Copy out each line below that has the word "B项正确" in it.
-- begin Material for this task --
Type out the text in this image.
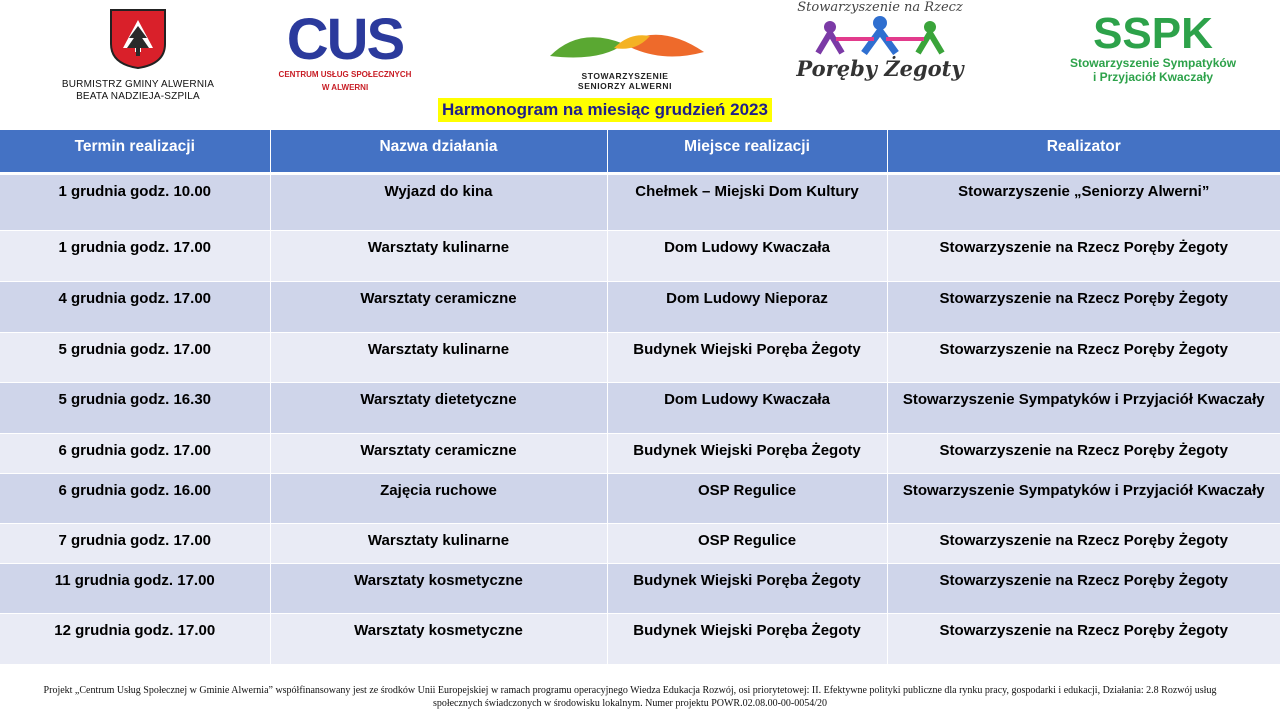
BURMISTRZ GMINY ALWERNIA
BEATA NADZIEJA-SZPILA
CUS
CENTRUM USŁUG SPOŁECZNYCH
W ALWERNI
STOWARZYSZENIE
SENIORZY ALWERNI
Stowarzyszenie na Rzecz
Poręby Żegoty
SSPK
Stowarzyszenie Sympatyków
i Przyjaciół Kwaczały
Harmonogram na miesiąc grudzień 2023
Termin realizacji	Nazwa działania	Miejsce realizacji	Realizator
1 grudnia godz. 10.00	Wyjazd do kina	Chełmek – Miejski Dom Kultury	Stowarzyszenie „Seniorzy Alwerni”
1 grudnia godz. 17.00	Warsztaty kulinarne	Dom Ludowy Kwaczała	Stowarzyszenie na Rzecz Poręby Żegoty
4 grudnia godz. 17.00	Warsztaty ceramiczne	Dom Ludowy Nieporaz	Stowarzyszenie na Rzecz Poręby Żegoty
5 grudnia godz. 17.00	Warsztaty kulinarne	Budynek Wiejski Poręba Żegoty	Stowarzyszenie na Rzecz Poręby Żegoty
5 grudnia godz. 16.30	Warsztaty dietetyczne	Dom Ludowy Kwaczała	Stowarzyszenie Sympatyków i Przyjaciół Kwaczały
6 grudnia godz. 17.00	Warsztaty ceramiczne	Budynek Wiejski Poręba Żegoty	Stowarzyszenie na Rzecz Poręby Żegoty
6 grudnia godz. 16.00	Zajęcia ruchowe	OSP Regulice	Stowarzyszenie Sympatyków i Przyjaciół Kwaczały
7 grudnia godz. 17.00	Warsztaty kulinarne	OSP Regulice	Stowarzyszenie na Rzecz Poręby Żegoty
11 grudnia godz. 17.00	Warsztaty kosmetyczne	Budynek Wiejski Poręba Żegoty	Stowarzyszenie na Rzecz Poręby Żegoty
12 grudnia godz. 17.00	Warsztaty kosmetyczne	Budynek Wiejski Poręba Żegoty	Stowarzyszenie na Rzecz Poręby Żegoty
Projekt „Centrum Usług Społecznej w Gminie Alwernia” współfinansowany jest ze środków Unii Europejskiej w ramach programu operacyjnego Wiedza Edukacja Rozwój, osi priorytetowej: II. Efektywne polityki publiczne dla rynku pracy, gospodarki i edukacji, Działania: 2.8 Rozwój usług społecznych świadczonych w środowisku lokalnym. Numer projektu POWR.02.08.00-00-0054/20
-- end Material for this task --
-- begin Material for this task --
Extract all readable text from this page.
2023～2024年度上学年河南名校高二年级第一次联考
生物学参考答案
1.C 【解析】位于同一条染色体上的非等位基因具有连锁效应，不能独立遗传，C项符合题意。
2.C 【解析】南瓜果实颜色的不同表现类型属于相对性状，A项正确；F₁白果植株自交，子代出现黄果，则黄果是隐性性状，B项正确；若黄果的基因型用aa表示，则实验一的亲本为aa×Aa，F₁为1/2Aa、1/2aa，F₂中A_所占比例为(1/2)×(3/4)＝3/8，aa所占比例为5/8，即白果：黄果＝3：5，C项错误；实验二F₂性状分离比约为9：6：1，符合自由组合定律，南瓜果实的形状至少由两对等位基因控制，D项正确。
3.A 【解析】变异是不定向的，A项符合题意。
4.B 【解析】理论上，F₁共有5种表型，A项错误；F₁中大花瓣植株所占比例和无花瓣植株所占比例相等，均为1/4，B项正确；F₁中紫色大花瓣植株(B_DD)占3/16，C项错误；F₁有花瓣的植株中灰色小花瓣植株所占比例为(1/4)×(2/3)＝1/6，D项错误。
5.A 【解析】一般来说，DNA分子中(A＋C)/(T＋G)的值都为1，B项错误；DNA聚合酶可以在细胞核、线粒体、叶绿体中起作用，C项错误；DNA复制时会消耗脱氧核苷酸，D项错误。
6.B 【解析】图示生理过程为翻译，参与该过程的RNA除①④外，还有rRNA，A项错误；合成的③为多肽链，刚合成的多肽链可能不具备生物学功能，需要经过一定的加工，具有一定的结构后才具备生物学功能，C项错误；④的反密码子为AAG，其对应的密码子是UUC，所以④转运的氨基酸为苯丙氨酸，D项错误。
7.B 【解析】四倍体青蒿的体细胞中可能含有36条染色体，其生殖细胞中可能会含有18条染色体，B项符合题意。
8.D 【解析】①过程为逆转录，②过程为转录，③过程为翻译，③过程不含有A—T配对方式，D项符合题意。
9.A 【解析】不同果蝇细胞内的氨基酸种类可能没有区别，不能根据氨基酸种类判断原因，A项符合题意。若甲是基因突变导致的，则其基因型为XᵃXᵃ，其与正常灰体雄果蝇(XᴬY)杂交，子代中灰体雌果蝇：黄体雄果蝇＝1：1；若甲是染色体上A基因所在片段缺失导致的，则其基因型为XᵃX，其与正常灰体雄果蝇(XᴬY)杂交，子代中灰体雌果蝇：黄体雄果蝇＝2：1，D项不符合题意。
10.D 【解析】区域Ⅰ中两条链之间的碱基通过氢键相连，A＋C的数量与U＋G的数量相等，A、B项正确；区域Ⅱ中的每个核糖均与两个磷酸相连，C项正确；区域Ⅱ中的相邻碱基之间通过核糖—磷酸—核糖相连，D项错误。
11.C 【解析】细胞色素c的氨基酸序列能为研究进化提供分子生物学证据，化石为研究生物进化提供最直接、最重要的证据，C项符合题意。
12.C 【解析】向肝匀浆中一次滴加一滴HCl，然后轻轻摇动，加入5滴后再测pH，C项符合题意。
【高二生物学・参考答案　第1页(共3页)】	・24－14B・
-- end Material for this task --
> **Response to this task**:
2.C 【解析】南瓜果实颜色的不同表现类型属于相对性状，A项正确；F₁白果植株自交，子代出现黄果，则黄果是隐性性状，B项正确；若黄果的基因型用aa表示，则实验一的亲本为aa×Aa，F₁为1/2Aa、1/2aa，F₂中A_所占比例为(1/2)×(3/4)＝3/8，aa所占比例为5/8，即白果：黄果＝3：5，C项错误；实验二F₂性状分离比约为9：6：1，符合自由组合定律，南瓜果实的形状至少由两对等位基因控制，D项正确。
4.B 【解析】理论上，F₁共有5种表型，A项错误；F₁中大花瓣植株所占比例和无花瓣植株所占比例相等，均为1/4，B项正确；F₁中紫色大花瓣植株(B_DD)占3/16，C项错误；F₁有花瓣的植株中灰色小花瓣植株所占比例为(1/4)×(2/3)＝1/6，D项错误。
10.D 【解析】区域Ⅰ中两条链之间的碱基通过氢键相连，A＋C的数量与U＋G的数量相等，A、B项正确；区域Ⅱ中的每个核糖均与两个磷酸相连，C项正确；区域Ⅱ中的相邻碱基之间通过核糖—磷酸—核糖相连，D项错误。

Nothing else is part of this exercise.